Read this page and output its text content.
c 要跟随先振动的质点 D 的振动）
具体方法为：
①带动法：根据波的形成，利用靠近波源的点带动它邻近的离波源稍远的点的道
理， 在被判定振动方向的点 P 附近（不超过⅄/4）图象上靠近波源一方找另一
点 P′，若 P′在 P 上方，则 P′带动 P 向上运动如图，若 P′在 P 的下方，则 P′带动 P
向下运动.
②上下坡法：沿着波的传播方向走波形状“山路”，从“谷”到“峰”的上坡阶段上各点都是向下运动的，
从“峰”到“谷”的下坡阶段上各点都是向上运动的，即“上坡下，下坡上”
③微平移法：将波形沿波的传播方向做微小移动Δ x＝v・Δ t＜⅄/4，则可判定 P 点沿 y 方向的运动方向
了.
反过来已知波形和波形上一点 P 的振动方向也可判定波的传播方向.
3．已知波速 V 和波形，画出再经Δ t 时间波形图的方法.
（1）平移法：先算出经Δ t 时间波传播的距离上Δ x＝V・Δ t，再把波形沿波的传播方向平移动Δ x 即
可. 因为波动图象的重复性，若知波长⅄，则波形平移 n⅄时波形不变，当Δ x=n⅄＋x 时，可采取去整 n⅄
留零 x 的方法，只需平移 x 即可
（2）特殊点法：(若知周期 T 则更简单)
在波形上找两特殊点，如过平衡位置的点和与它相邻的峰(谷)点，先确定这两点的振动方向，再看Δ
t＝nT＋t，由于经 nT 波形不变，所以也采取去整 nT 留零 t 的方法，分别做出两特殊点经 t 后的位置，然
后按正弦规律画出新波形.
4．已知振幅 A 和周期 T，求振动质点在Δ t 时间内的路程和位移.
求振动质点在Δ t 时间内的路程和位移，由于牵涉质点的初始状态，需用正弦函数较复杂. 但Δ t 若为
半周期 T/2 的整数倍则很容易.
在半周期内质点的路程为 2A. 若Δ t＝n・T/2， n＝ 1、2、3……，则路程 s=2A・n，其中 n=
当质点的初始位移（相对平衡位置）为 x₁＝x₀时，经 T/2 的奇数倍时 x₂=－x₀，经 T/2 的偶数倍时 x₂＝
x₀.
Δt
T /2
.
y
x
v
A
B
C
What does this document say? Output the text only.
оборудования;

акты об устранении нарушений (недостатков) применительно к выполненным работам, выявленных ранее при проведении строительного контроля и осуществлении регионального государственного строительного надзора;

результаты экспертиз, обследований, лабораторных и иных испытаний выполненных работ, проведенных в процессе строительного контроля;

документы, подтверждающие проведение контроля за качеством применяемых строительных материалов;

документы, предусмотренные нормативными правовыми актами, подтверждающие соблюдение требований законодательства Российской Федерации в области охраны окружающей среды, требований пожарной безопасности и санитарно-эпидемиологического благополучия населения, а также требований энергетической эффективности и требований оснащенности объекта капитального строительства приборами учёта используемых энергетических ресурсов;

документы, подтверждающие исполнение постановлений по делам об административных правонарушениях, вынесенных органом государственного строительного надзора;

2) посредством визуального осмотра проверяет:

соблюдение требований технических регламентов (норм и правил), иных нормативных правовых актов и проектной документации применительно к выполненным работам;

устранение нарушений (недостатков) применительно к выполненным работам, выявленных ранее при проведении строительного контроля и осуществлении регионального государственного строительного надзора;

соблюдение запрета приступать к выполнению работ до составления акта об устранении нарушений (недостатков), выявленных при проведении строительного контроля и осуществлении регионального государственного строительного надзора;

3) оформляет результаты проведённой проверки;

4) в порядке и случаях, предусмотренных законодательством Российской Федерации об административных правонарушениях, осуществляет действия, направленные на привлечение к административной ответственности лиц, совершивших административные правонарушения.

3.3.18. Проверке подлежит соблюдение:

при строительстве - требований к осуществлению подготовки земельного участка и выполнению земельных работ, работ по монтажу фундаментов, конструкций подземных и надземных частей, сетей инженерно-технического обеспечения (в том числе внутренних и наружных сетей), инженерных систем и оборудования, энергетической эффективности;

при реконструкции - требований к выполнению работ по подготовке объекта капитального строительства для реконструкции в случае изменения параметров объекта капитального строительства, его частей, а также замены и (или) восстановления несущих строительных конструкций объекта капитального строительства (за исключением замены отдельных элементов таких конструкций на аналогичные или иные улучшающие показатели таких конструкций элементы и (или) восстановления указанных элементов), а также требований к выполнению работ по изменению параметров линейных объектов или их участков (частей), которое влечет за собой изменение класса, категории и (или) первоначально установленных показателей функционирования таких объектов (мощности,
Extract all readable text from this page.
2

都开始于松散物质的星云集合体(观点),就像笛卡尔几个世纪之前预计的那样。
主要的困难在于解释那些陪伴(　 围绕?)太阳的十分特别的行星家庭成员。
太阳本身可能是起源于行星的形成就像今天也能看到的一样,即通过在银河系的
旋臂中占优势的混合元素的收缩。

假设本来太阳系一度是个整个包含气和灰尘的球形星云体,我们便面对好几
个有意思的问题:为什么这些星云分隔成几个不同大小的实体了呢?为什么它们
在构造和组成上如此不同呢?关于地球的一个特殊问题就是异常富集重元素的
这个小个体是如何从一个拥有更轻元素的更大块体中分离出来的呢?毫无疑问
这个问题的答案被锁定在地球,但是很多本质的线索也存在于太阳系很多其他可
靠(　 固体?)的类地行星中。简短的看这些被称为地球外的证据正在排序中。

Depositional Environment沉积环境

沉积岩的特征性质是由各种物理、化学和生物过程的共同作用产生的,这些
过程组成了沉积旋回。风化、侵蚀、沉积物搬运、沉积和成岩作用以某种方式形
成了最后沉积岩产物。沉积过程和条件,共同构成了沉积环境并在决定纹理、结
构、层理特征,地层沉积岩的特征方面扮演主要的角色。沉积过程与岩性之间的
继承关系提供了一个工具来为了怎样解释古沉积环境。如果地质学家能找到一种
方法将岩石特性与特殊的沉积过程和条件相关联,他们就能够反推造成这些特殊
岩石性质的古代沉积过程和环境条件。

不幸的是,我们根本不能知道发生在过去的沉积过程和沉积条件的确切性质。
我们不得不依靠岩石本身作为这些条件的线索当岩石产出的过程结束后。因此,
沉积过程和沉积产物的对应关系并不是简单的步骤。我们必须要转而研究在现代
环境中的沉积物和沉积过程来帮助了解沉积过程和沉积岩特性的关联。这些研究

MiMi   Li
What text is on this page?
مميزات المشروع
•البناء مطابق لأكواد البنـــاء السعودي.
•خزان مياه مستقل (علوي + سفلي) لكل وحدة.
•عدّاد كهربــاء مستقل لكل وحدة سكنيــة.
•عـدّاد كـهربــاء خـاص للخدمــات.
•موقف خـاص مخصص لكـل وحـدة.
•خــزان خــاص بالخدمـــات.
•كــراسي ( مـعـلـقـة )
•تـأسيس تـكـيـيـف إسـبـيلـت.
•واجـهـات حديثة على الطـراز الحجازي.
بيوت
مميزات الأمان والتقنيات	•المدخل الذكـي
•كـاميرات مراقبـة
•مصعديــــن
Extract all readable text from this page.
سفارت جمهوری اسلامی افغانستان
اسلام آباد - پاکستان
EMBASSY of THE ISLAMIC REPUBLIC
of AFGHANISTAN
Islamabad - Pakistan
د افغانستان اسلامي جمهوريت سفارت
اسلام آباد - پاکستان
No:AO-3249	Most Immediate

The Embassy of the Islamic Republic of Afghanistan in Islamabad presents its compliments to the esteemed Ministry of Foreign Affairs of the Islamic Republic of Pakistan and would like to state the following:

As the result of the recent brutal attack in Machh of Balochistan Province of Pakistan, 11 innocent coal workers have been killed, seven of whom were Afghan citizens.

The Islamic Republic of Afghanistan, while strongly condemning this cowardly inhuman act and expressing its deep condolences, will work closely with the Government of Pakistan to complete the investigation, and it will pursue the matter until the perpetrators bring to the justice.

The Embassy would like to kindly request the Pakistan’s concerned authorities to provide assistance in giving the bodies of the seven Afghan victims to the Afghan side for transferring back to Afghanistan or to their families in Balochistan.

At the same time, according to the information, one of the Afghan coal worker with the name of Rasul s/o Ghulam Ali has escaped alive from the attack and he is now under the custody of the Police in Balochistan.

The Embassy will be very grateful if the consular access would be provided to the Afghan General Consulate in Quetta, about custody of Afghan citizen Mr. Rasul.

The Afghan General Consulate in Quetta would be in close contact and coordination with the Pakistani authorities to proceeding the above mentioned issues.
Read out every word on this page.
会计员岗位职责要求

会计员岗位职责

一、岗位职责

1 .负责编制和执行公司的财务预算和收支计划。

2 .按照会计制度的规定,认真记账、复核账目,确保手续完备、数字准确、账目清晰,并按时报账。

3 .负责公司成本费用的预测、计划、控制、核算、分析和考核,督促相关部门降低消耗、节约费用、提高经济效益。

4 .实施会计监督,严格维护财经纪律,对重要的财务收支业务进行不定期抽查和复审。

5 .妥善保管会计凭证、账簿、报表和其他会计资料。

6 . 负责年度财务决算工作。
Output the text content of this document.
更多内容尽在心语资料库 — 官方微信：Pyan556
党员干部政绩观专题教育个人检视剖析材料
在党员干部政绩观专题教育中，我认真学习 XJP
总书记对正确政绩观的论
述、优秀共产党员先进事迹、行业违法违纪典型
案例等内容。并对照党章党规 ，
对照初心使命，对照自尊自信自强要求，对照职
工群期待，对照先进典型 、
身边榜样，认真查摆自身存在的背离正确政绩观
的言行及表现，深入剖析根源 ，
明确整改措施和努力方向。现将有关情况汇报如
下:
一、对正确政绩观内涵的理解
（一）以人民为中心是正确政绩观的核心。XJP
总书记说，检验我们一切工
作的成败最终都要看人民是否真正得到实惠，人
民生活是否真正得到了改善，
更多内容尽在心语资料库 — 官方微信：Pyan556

### [YOUR TASK]
Copy each line holding the word "документы" from the listing above.

### [SOLUTION TO THE EXERCISE]
документы, подтверждающие проведение контроля за качеством применяемых строительных материалов;
документы, предусмотренные нормативными правовыми актами, подтверждающие соблюдение требований законодательства Российской Федерации в области охраны окружающей среды, требований пожарной безопасности и санитарно-эпидемиологического благополучия населения, а также требований энергетической эффективности и требований оснащенности объекта капитального строительства приборами учёта используемых энергетических ресурсов;
документы, подтверждающие исполнение постановлений по делам об административных правонарушениях, вынесенных органом государственного строительного надзора;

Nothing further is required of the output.